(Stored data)

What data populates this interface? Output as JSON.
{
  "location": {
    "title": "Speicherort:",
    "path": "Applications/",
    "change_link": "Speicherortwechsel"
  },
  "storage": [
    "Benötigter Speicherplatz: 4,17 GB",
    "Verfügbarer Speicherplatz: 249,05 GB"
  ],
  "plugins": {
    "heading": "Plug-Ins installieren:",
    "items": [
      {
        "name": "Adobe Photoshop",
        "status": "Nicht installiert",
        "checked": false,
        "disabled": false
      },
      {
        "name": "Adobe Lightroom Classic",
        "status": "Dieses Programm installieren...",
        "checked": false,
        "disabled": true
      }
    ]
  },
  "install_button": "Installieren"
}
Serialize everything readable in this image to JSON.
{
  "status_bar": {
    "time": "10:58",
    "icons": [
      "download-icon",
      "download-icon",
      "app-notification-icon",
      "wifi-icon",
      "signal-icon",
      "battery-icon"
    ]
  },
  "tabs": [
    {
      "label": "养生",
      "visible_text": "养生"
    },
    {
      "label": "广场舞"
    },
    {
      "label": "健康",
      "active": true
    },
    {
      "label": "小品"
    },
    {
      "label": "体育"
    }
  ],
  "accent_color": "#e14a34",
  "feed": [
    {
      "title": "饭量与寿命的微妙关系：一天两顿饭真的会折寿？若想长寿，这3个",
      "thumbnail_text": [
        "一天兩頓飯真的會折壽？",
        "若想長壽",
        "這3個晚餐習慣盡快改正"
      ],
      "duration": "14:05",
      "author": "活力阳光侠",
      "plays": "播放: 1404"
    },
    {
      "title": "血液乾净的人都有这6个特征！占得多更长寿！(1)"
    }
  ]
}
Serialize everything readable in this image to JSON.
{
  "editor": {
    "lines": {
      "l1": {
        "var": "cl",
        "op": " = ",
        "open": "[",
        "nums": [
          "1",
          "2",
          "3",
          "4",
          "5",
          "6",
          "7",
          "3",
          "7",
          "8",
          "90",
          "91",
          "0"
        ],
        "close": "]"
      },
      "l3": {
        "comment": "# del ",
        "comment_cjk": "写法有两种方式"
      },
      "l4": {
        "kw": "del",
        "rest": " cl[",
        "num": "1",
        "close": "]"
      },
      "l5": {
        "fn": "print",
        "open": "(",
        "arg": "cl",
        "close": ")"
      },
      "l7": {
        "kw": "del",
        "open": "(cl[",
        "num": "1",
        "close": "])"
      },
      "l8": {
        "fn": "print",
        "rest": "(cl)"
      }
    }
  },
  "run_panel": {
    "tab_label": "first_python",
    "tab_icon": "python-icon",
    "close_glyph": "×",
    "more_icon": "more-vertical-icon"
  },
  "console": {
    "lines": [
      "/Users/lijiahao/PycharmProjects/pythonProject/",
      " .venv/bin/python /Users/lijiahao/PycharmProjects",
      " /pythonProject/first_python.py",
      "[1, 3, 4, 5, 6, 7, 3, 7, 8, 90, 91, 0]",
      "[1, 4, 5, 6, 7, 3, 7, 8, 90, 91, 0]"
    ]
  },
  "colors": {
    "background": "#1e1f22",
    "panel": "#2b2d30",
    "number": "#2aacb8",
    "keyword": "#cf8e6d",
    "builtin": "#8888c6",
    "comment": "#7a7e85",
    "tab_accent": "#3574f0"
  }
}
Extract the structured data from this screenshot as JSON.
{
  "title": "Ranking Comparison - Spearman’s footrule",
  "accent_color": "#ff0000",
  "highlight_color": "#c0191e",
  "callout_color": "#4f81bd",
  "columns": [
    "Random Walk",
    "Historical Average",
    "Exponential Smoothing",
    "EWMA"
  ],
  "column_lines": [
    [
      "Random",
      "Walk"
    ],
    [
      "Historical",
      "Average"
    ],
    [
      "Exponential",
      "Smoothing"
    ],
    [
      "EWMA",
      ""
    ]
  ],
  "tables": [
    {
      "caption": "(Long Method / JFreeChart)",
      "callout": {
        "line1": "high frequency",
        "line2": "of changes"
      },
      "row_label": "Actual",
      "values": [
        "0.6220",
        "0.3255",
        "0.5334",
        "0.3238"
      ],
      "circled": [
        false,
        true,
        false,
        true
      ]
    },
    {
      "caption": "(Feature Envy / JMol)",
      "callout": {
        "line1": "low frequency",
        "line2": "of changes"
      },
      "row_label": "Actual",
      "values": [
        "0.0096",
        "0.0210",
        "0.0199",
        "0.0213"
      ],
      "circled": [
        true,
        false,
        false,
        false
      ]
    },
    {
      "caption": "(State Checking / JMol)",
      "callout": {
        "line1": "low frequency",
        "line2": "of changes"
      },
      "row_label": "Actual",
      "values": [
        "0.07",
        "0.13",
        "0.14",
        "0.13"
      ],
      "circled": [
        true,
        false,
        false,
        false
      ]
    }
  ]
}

### Problem to work on
Write out every record verbatim.

### Solution to this task
What data populates this interface? Output as JSON.
{
  "location": {
    "title": "Speicherort:",
    "path": "Applications/",
    "change_link": "Speicherortwechsel"
  },
  "storage": [
    "Benötigter Speicherplatz: 4,17 GB",
    "Verfügbarer Speicherplatz: 249,05 GB"
  ],
  "plugins": {
    "heading": "Plug-Ins installieren:",
    "items": [
      {
        "name": "Adobe Photoshop",
        "status": "Nicht installiert",
        "checked": false,
        "disabled": false
      },
      {
        "name": "Adobe Lightroom Classic",
        "status": "Dieses Programm installieren...",
        "checked": false,
        "disabled": true
      }
    ]
  },
  "install_button": "Installieren"
}
Serialize everything readable in this image to JSON.
{
  "status_bar": {
    "time": "10:58",
    "icons": [
      "download-icon",
      "download-icon",
      "app-notification-icon",
      "wifi-icon",
      "signal-icon",
      "battery-icon"
    ]
  },
  "tabs": [
    {
      "label": "养生",
      "visible_text": "养生"
    },
    {
      "label": "广场舞"
    },
    {
      "label": "健康",
      "active": true
    },
    {
      "label": "小品"
    },
    {
      "label": "体育"
    }
  ],
  "accent_color": "#e14a34",
  "feed": [
    {
      "title": "饭量与寿命的微妙关系：一天两顿饭真的会折寿？若想长寿，这3个",
      "thumbnail_text": [
        "一天兩頓飯真的會折壽？",
        "若想長壽",
        "這3個晚餐習慣盡快改正"
      ],
      "duration": "14:05",
      "author": "活力阳光侠",
      "plays": "播放: 1404"
    },
    {
      "title": "血液乾净的人都有这6个特征！占得多更长寿！(1)"
    }
  ]
}
Serialize everything readable in this image to JSON.
{
  "editor": {
    "lines": {
      "l1": {
        "var": "cl",
        "op": " = ",
        "open": "[",
        "nums": [
          "1",
          "2",
          "3",
          "4",
          "5",
          "6",
          "7",
          "3",
          "7",
          "8",
          "90",
          "91",
          "0"
        ],
        "close": "]"
      },
      "l3": {
        "comment": "# del ",
        "comment_cjk": "写法有两种方式"
      },
      "l4": {
        "kw": "del",
        "rest": " cl[",
        "num": "1",
        "close": "]"
      },
      "l5": {
        "fn": "print",
        "open": "(",
        "arg": "cl",
        "close": ")"
      },
      "l7": {
        "kw": "del",
        "open": "(cl[",
        "num": "1",
        "close": "])"
      },
      "l8": {
        "fn": "print",
        "rest": "(cl)"
      }
    }
  },
  "run_panel": {
    "tab_label": "first_python",
    "tab_icon": "python-icon",
    "close_glyph": "×",
    "more_icon": "more-vertical-icon"
  },
  "console": {
    "lines": [
      "/Users/lijiahao/PycharmProjects/pythonProject/",
      " .venv/bin/python /Users/lijiahao/PycharmProjects",
      " /pythonProject/first_python.py",
      "[1, 3, 4, 5, 6, 7, 3, 7, 8, 90, 91, 0]",
      "[1, 4, 5, 6, 7, 3, 7, 8, 90, 91, 0]"
    ]
  },
  "colors": {
    "background": "#1e1f22",
    "panel": "#2b2d30",
    "number": "#2aacb8",
    "keyword": "#cf8e6d",
    "builtin": "#8888c6",
    "comment": "#7a7e85",
    "tab_accent": "#3574f0"
  }
}
Extract the structured data from this screenshot as JSON.
{
  "title": "Ranking Comparison - Spearman’s footrule",
  "accent_color": "#ff0000",
  "highlight_color": "#c0191e",
  "callout_color": "#4f81bd",
  "columns": [
    "Random Walk",
    "Historical Average",
    "Exponential Smoothing",
    "EWMA"
  ],
  "column_lines": [
    [
      "Random",
      "Walk"
    ],
    [
      "Historical",
      "Average"
    ],
    [
      "Exponential",
      "Smoothing"
    ],
    [
      "EWMA",
      ""
    ]
  ],
  "tables": [
    {
      "caption": "(Long Method / JFreeChart)",
      "callout": {
        "line1": "high frequency",
        "line2": "of changes"
      },
      "row_label": "Actual",
      "values": [
        "0.6220",
        "0.3255",
        "0.5334",
        "0.3238"
      ],
      "circled": [
        false,
        true,
        false,
        true
      ]
    },
    {
      "caption": "(Feature Envy / JMol)",
      "callout": {
        "line1": "low frequency",
        "line2": "of changes"
      },
      "row_label": "Actual",
      "values": [
        "0.0096",
        "0.0210",
        "0.0199",
        "0.0213"
      ],
      "circled": [
        true,
        false,
        false,
        false
      ]
    },
    {
      "caption": "(State Checking / JMol)",
      "callout": {
        "line1": "low frequency",
        "line2": "of changes"
      },
      "row_label": "Actual",
      "values": [
        "0.07",
        "0.13",
        "0.14",
        "0.13"
      ],
      "circled": [
        true,
        false,
        false,
        false
      ]
    }
  ]
}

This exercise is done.